--- DATA PROVIDED ---

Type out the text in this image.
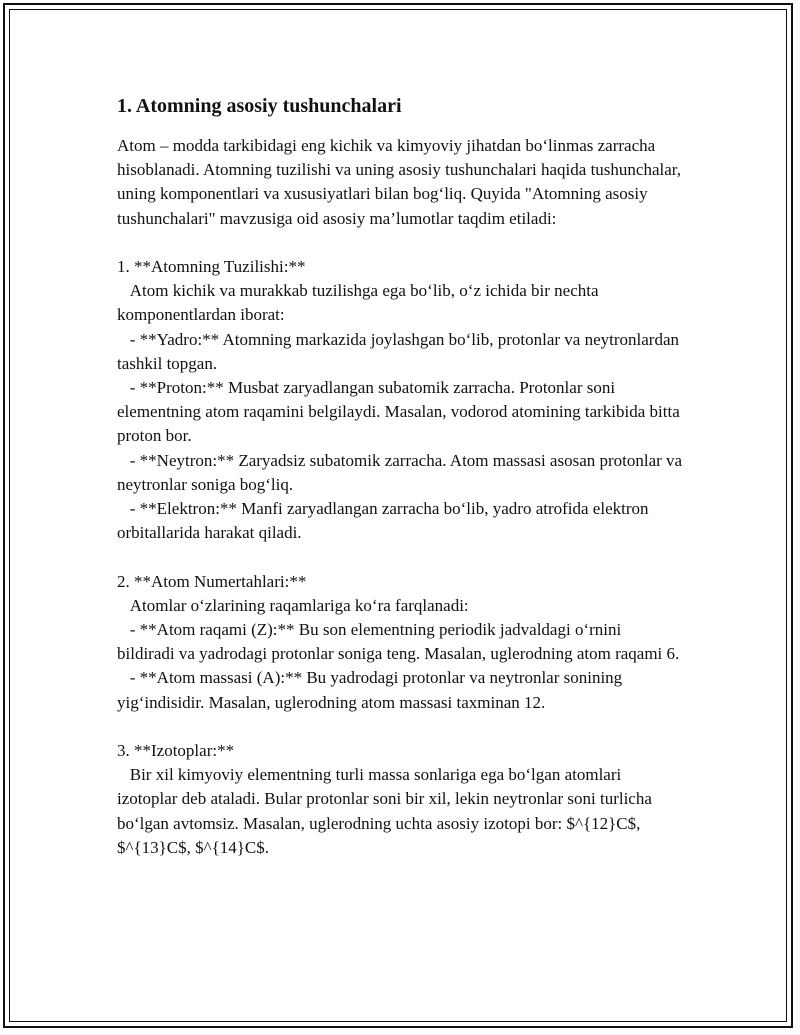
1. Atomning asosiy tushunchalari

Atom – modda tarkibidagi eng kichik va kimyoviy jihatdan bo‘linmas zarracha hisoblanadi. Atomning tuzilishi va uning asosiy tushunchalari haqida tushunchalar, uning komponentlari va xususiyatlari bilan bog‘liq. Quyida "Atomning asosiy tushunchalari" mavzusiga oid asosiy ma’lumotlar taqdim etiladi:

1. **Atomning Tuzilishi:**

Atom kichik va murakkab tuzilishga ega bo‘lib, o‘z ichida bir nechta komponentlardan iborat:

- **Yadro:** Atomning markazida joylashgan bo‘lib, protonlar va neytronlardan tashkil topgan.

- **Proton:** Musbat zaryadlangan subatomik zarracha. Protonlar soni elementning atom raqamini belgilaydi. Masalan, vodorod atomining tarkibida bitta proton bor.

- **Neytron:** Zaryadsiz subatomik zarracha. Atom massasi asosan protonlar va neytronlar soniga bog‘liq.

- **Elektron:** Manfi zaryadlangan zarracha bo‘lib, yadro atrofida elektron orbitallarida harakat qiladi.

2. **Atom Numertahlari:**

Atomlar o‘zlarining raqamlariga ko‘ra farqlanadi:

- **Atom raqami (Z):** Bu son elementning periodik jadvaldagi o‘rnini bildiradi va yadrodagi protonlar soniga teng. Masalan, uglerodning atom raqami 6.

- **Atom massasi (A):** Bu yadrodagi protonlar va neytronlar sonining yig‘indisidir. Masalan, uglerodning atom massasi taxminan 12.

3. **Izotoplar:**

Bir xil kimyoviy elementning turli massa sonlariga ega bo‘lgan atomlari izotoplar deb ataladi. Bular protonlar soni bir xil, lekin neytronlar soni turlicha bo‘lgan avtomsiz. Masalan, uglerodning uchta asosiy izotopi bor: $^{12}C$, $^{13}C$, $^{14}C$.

---
--- DATA PROVIDED ---

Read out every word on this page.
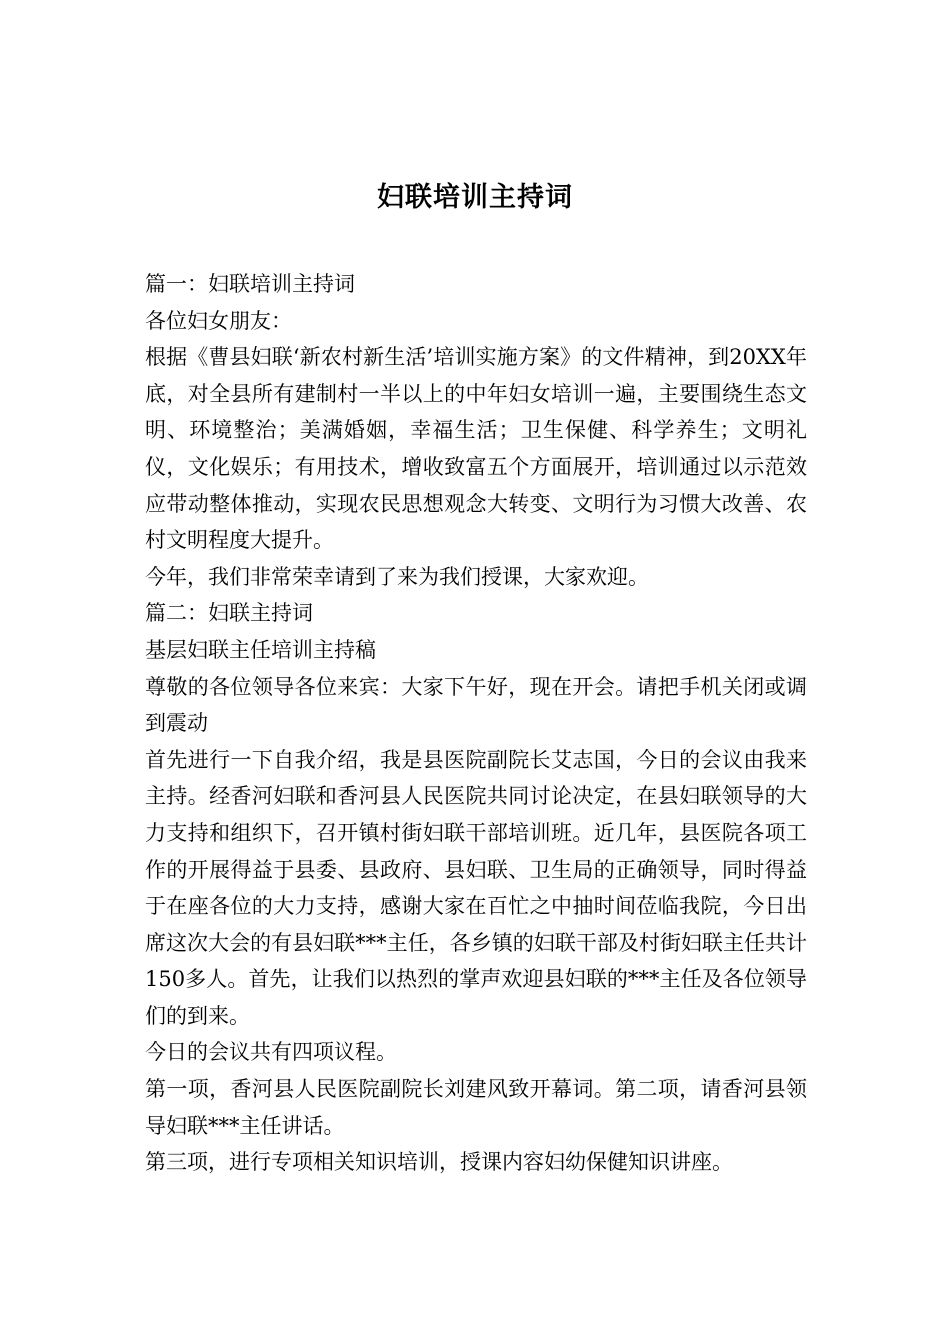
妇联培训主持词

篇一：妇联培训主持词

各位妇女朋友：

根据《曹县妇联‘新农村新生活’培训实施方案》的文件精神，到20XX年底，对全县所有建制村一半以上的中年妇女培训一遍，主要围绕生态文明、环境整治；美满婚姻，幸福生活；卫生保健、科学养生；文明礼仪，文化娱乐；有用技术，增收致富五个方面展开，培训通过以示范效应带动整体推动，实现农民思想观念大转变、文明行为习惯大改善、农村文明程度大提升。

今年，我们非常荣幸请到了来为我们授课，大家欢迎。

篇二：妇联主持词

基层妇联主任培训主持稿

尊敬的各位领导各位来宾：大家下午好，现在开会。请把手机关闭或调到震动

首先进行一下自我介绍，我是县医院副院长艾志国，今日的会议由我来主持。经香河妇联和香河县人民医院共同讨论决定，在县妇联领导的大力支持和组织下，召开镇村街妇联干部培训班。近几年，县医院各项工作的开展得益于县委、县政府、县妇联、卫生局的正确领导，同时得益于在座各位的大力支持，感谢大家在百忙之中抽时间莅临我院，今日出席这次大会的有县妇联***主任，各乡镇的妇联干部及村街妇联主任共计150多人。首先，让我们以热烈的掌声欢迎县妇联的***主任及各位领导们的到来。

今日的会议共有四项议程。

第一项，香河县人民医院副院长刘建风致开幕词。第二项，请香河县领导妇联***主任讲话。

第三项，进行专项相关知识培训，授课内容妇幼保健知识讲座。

---

_WHAT YOU ARE ASKED TO DO:_ Scan the material above for the string "Atomning" and report each line where you find it.

_RESULT OF THE EXERCISE:_
1. Atomning asosiy tushunchalari
Atom – modda tarkibidagi eng kichik va kimyoviy jihatdan bo‘linmas zarracha hisoblanadi. Atomning tuzilishi va uning asosiy tushunchalari haqida tushunchalar, uning komponentlari va xususiyatlari bilan bog‘liq. Quyida "Atomning asosiy tushunchalari" mavzusiga oid asosiy ma’lumotlar taqdim etiladi:
1. **Atomning Tuzilishi:**
- **Yadro:** Atomning markazida joylashgan bo‘lib, protonlar va neytronlardan tashkil topgan.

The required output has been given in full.